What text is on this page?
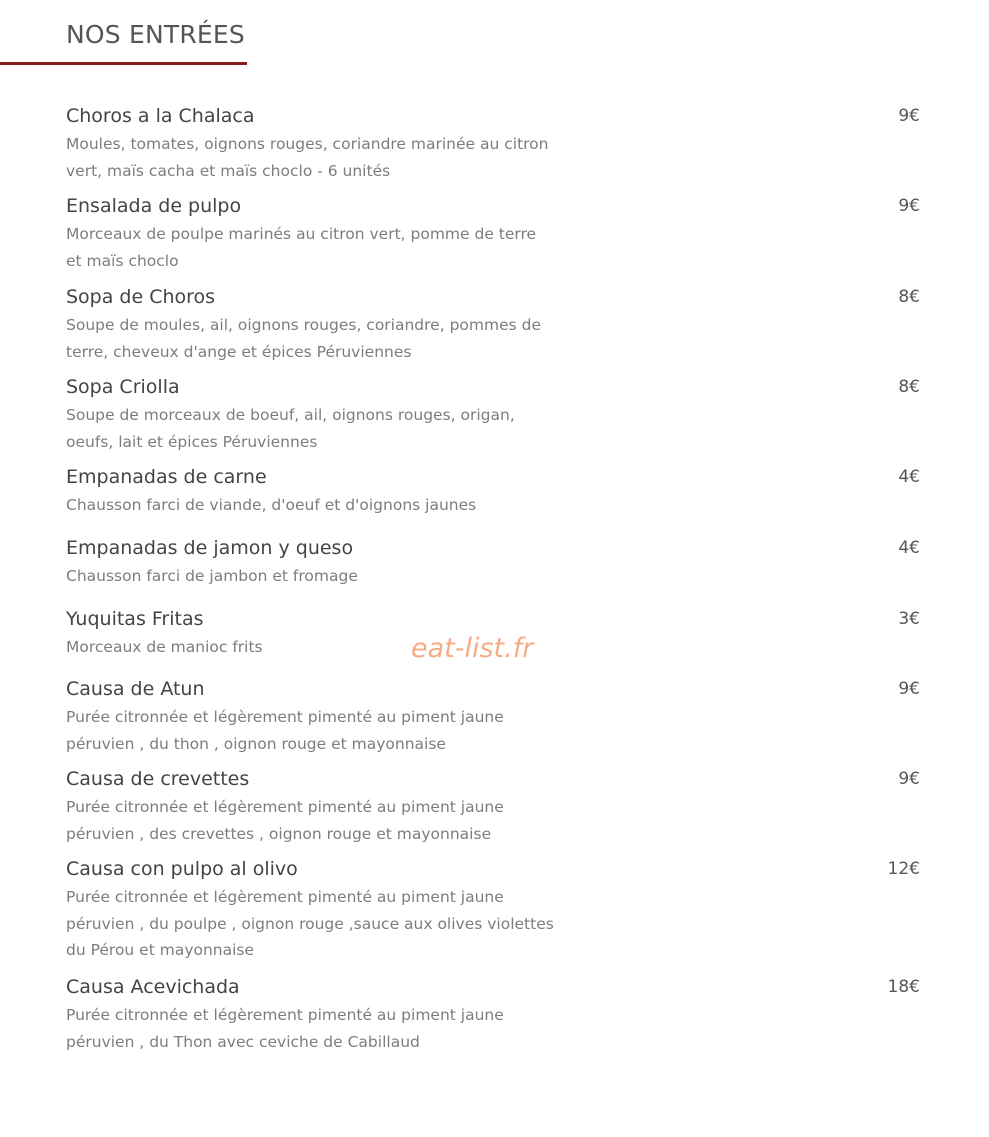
NOS ENTRÉES
Choros a la Chalaca	9€
Moules, tomates, oignons rouges, coriandre marinée au citron
vert, maïs cacha et maïs choclo - 6 unités
Ensalada de pulpo	9€
Morceaux de poulpe marinés au citron vert, pomme de terre
et maïs choclo
Sopa de Choros	8€
Soupe de moules, ail, oignons rouges, coriandre, pommes de
terre, cheveux d'ange et épices Péruviennes
Sopa Criolla	8€
Soupe de morceaux de boeuf, ail, oignons rouges, origan,
oeufs, lait et épices Péruviennes
Empanadas de carne	4€
Chausson farci de viande, d'oeuf et d'oignons jaunes
Empanadas de jamon y queso	4€
Chausson farci de jambon et fromage
Yuquitas Fritas	3€
Morceaux de manioc frits
Causa de Atun	9€
Purée citronnée et légèrement pimenté au piment jaune
péruvien , du thon , oignon rouge et mayonnaise
Causa de crevettes	9€
Purée citronnée et légèrement pimenté au piment jaune
péruvien , des crevettes , oignon rouge et mayonnaise
Causa con pulpo al olivo	12€
Purée citronnée et légèrement pimenté au piment jaune
péruvien , du poulpe , oignon rouge ,sauce aux olives violettes
du Pérou et mayonnaise
Causa Acevichada	18€
Purée citronnée et légèrement pimenté au piment jaune
péruvien , du Thon avec ceviche de Cabillaud
eat-list.fr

PROBLEM DESCRIPTION – For the listing above, identify each line bearing "Choros".

THE SOLUTION –
Choros a la Chalaca	9€
Sopa de Choros	8€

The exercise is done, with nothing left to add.